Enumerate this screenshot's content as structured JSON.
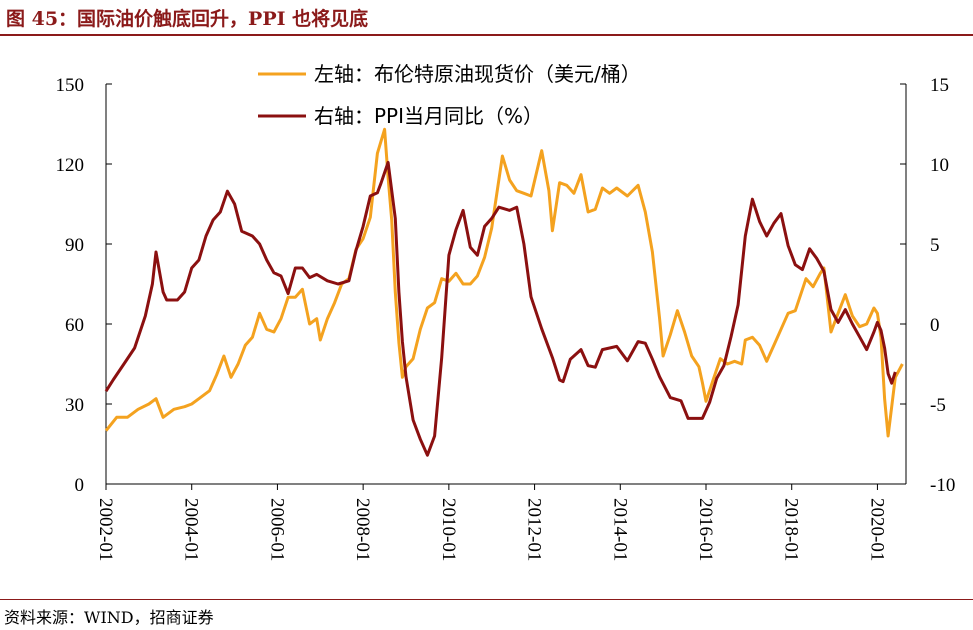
{
  "figure": {
    "title": "图 45：国际油价触底回升，PPI 也将见底",
    "source": "资料来源：WIND，招商证券"
  },
  "colors": {
    "brand": "#8B1A1A",
    "oil": "#F4A21F",
    "ppi": "#8B1010"
  },
  "chart_data": {
    "type": "line",
    "title": "",
    "legend_position": "top-center",
    "grid": false,
    "x_axis": {
      "tick_labels": [
        "2002-01",
        "2004-01",
        "2006-01",
        "2008-01",
        "2010-01",
        "2012-01",
        "2014-01",
        "2016-01",
        "2018-01",
        "2020-01"
      ],
      "range": [
        "2002-01",
        "2020-09"
      ]
    },
    "y_left": {
      "range": [
        0,
        150
      ],
      "ticks": [
        0,
        30,
        60,
        90,
        120,
        150
      ]
    },
    "y_right": {
      "range": [
        -10,
        15
      ],
      "ticks": [
        -10,
        -5,
        0,
        5,
        10,
        15
      ]
    },
    "series": [
      {
        "name": "左轴：布伦特原油现货价（美元/桶）",
        "axis": "left",
        "points": [
          [
            "2002-01",
            20
          ],
          [
            "2002-04",
            25
          ],
          [
            "2002-07",
            25
          ],
          [
            "2002-10",
            28
          ],
          [
            "2003-01",
            30
          ],
          [
            "2003-03",
            32
          ],
          [
            "2003-05",
            25
          ],
          [
            "2003-08",
            28
          ],
          [
            "2003-11",
            29
          ],
          [
            "2004-01",
            30
          ],
          [
            "2004-03",
            32
          ],
          [
            "2004-06",
            35
          ],
          [
            "2004-08",
            41
          ],
          [
            "2004-10",
            48
          ],
          [
            "2004-12",
            40
          ],
          [
            "2005-02",
            45
          ],
          [
            "2005-04",
            52
          ],
          [
            "2005-06",
            55
          ],
          [
            "2005-08",
            64
          ],
          [
            "2005-10",
            58
          ],
          [
            "2005-12",
            57
          ],
          [
            "2006-02",
            62
          ],
          [
            "2006-04",
            70
          ],
          [
            "2006-06",
            70
          ],
          [
            "2006-08",
            73
          ],
          [
            "2006-10",
            60
          ],
          [
            "2006-12",
            62
          ],
          [
            "2007-01",
            54
          ],
          [
            "2007-03",
            62
          ],
          [
            "2007-05",
            68
          ],
          [
            "2007-07",
            75
          ],
          [
            "2007-09",
            77
          ],
          [
            "2007-11",
            88
          ],
          [
            "2008-01",
            92
          ],
          [
            "2008-03",
            100
          ],
          [
            "2008-05",
            124
          ],
          [
            "2008-07",
            133
          ],
          [
            "2008-08",
            115
          ],
          [
            "2008-09",
            99
          ],
          [
            "2008-10",
            72
          ],
          [
            "2008-11",
            53
          ],
          [
            "2008-12",
            40
          ],
          [
            "2009-01",
            44
          ],
          [
            "2009-03",
            47
          ],
          [
            "2009-05",
            58
          ],
          [
            "2009-07",
            66
          ],
          [
            "2009-09",
            68
          ],
          [
            "2009-11",
            77
          ],
          [
            "2010-01",
            76
          ],
          [
            "2010-03",
            79
          ],
          [
            "2010-05",
            75
          ],
          [
            "2010-07",
            75
          ],
          [
            "2010-09",
            78
          ],
          [
            "2010-11",
            85
          ],
          [
            "2011-01",
            96
          ],
          [
            "2011-04",
            123
          ],
          [
            "2011-06",
            114
          ],
          [
            "2011-08",
            110
          ],
          [
            "2011-10",
            109
          ],
          [
            "2011-12",
            108
          ],
          [
            "2012-03",
            125
          ],
          [
            "2012-05",
            110
          ],
          [
            "2012-06",
            95
          ],
          [
            "2012-08",
            113
          ],
          [
            "2012-10",
            112
          ],
          [
            "2012-12",
            109
          ],
          [
            "2013-02",
            116
          ],
          [
            "2013-04",
            102
          ],
          [
            "2013-06",
            103
          ],
          [
            "2013-08",
            111
          ],
          [
            "2013-10",
            109
          ],
          [
            "2013-12",
            111
          ],
          [
            "2014-03",
            108
          ],
          [
            "2014-06",
            112
          ],
          [
            "2014-08",
            102
          ],
          [
            "2014-10",
            87
          ],
          [
            "2014-12",
            62
          ],
          [
            "2015-01",
            48
          ],
          [
            "2015-03",
            56
          ],
          [
            "2015-05",
            65
          ],
          [
            "2015-07",
            57
          ],
          [
            "2015-09",
            48
          ],
          [
            "2015-11",
            44
          ],
          [
            "2015-12",
            38
          ],
          [
            "2016-01",
            31
          ],
          [
            "2016-03",
            39
          ],
          [
            "2016-05",
            47
          ],
          [
            "2016-07",
            45
          ],
          [
            "2016-09",
            46
          ],
          [
            "2016-11",
            45
          ],
          [
            "2016-12",
            54
          ],
          [
            "2017-02",
            55
          ],
          [
            "2017-04",
            52
          ],
          [
            "2017-06",
            46
          ],
          [
            "2017-08",
            52
          ],
          [
            "2017-10",
            58
          ],
          [
            "2017-12",
            64
          ],
          [
            "2018-02",
            65
          ],
          [
            "2018-05",
            77
          ],
          [
            "2018-07",
            74
          ],
          [
            "2018-09",
            79
          ],
          [
            "2018-10",
            81
          ],
          [
            "2018-12",
            57
          ],
          [
            "2019-02",
            64
          ],
          [
            "2019-04",
            71
          ],
          [
            "2019-06",
            63
          ],
          [
            "2019-08",
            59
          ],
          [
            "2019-10",
            60
          ],
          [
            "2019-12",
            66
          ],
          [
            "2020-01",
            64
          ],
          [
            "2020-02",
            55
          ],
          [
            "2020-03",
            32
          ],
          [
            "2020-04",
            18
          ],
          [
            "2020-05",
            29
          ],
          [
            "2020-06",
            40
          ],
          [
            "2020-08",
            45
          ]
        ]
      },
      {
        "name": "右轴：PPI当月同比（%）",
        "axis": "right",
        "points": [
          [
            "2002-01",
            -4.2
          ],
          [
            "2002-03",
            -3.5
          ],
          [
            "2002-06",
            -2.5
          ],
          [
            "2002-09",
            -1.5
          ],
          [
            "2002-12",
            0.5
          ],
          [
            "2003-02",
            2.5
          ],
          [
            "2003-03",
            4.5
          ],
          [
            "2003-05",
            2.0
          ],
          [
            "2003-06",
            1.5
          ],
          [
            "2003-09",
            1.5
          ],
          [
            "2003-11",
            2.0
          ],
          [
            "2004-01",
            3.5
          ],
          [
            "2004-03",
            4.0
          ],
          [
            "2004-05",
            5.5
          ],
          [
            "2004-07",
            6.5
          ],
          [
            "2004-09",
            7.0
          ],
          [
            "2004-11",
            8.3
          ],
          [
            "2005-01",
            7.5
          ],
          [
            "2005-03",
            5.8
          ],
          [
            "2005-06",
            5.5
          ],
          [
            "2005-08",
            5.0
          ],
          [
            "2005-10",
            4.0
          ],
          [
            "2005-12",
            3.2
          ],
          [
            "2006-02",
            3.0
          ],
          [
            "2006-04",
            1.9
          ],
          [
            "2006-06",
            3.5
          ],
          [
            "2006-08",
            3.5
          ],
          [
            "2006-10",
            2.9
          ],
          [
            "2006-12",
            3.1
          ],
          [
            "2007-03",
            2.7
          ],
          [
            "2007-06",
            2.5
          ],
          [
            "2007-09",
            2.7
          ],
          [
            "2007-11",
            4.6
          ],
          [
            "2008-01",
            6.1
          ],
          [
            "2008-03",
            8.0
          ],
          [
            "2008-05",
            8.2
          ],
          [
            "2008-06",
            8.8
          ],
          [
            "2008-08",
            10.1
          ],
          [
            "2008-10",
            6.6
          ],
          [
            "2008-11",
            2.0
          ],
          [
            "2008-12",
            -1.1
          ],
          [
            "2009-01",
            -3.3
          ],
          [
            "2009-03",
            -6.0
          ],
          [
            "2009-05",
            -7.2
          ],
          [
            "2009-07",
            -8.2
          ],
          [
            "2009-09",
            -7.0
          ],
          [
            "2009-11",
            -2.1
          ],
          [
            "2010-01",
            4.3
          ],
          [
            "2010-03",
            5.9
          ],
          [
            "2010-05",
            7.1
          ],
          [
            "2010-07",
            4.8
          ],
          [
            "2010-09",
            4.3
          ],
          [
            "2010-11",
            6.1
          ],
          [
            "2011-01",
            6.6
          ],
          [
            "2011-03",
            7.3
          ],
          [
            "2011-06",
            7.1
          ],
          [
            "2011-08",
            7.3
          ],
          [
            "2011-10",
            5.0
          ],
          [
            "2011-12",
            1.7
          ],
          [
            "2012-03",
            -0.3
          ],
          [
            "2012-06",
            -2.1
          ],
          [
            "2012-08",
            -3.5
          ],
          [
            "2012-09",
            -3.6
          ],
          [
            "2012-11",
            -2.2
          ],
          [
            "2013-02",
            -1.6
          ],
          [
            "2013-04",
            -2.6
          ],
          [
            "2013-06",
            -2.7
          ],
          [
            "2013-08",
            -1.6
          ],
          [
            "2013-10",
            -1.5
          ],
          [
            "2013-12",
            -1.4
          ],
          [
            "2014-03",
            -2.3
          ],
          [
            "2014-06",
            -1.1
          ],
          [
            "2014-08",
            -1.2
          ],
          [
            "2014-10",
            -2.2
          ],
          [
            "2014-12",
            -3.3
          ],
          [
            "2015-03",
            -4.6
          ],
          [
            "2015-06",
            -4.8
          ],
          [
            "2015-08",
            -5.9
          ],
          [
            "2015-10",
            -5.9
          ],
          [
            "2015-12",
            -5.9
          ],
          [
            "2016-02",
            -4.9
          ],
          [
            "2016-04",
            -3.4
          ],
          [
            "2016-06",
            -2.6
          ],
          [
            "2016-08",
            -0.8
          ],
          [
            "2016-10",
            1.2
          ],
          [
            "2016-12",
            5.5
          ],
          [
            "2017-02",
            7.8
          ],
          [
            "2017-04",
            6.4
          ],
          [
            "2017-06",
            5.5
          ],
          [
            "2017-08",
            6.3
          ],
          [
            "2017-10",
            6.9
          ],
          [
            "2017-12",
            4.9
          ],
          [
            "2018-02",
            3.7
          ],
          [
            "2018-04",
            3.4
          ],
          [
            "2018-06",
            4.7
          ],
          [
            "2018-08",
            4.1
          ],
          [
            "2018-10",
            3.3
          ],
          [
            "2018-12",
            0.9
          ],
          [
            "2019-02",
            0.1
          ],
          [
            "2019-04",
            0.9
          ],
          [
            "2019-06",
            0.0
          ],
          [
            "2019-08",
            -0.8
          ],
          [
            "2019-10",
            -1.6
          ],
          [
            "2019-12",
            -0.5
          ],
          [
            "2020-01",
            0.1
          ],
          [
            "2020-02",
            -0.4
          ],
          [
            "2020-03",
            -1.5
          ],
          [
            "2020-04",
            -3.1
          ],
          [
            "2020-05",
            -3.7
          ],
          [
            "2020-06",
            -3.0
          ]
        ]
      }
    ]
  }
}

━━━━━━━━━━━━━━━━

Go through the data above and find the lines with the word "name". Copy each of those lines.

        "name": "左轴：布伦特原油现货价（美元/桶）",
        "name": "右轴：PPI当月同比（%）",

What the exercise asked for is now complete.